◆ What you will do
Count every line of the material that holds the string "honoraire". Respond with the total only.

◆ The records

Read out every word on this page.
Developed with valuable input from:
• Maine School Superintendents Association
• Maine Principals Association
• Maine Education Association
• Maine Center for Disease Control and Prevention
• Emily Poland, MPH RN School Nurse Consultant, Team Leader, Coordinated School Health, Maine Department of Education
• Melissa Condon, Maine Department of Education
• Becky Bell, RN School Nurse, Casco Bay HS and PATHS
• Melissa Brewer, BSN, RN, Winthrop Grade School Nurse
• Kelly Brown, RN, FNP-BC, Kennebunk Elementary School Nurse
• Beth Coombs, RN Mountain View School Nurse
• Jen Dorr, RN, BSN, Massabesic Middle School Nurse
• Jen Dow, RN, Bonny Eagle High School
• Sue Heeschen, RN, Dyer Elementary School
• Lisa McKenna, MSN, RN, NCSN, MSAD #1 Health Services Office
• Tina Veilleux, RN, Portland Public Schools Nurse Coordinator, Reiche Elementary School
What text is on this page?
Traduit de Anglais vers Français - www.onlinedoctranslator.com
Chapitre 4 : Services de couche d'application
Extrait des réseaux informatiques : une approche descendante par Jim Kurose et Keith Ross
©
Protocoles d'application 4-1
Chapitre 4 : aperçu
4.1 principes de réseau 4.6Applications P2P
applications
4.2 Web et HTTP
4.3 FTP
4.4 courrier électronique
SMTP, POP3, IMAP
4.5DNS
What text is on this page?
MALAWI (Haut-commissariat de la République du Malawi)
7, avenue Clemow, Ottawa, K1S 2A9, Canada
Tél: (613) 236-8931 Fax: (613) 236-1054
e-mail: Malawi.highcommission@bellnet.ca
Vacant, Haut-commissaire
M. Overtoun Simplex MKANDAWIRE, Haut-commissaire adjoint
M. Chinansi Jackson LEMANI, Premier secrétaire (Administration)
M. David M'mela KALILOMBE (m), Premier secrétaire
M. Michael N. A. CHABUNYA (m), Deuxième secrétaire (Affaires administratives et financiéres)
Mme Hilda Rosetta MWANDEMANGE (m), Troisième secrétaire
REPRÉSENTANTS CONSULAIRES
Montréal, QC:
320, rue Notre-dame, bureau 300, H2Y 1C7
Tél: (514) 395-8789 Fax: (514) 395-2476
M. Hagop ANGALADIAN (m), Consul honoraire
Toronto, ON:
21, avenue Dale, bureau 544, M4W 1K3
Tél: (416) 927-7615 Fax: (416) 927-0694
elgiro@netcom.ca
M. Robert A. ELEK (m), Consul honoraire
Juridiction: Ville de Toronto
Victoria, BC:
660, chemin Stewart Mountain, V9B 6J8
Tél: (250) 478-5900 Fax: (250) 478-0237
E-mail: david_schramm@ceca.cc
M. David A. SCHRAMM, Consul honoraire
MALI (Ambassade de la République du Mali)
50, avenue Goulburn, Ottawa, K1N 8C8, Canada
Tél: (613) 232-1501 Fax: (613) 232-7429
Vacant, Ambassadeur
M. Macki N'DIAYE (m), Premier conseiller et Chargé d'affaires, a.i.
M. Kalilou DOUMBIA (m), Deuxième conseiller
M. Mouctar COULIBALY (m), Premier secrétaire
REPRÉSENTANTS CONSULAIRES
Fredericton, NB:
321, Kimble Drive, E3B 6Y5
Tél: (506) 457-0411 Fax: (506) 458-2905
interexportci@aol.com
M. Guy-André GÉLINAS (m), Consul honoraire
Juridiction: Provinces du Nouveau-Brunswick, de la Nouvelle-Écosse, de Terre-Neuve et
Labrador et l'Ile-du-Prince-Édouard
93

◆ Exercise output
4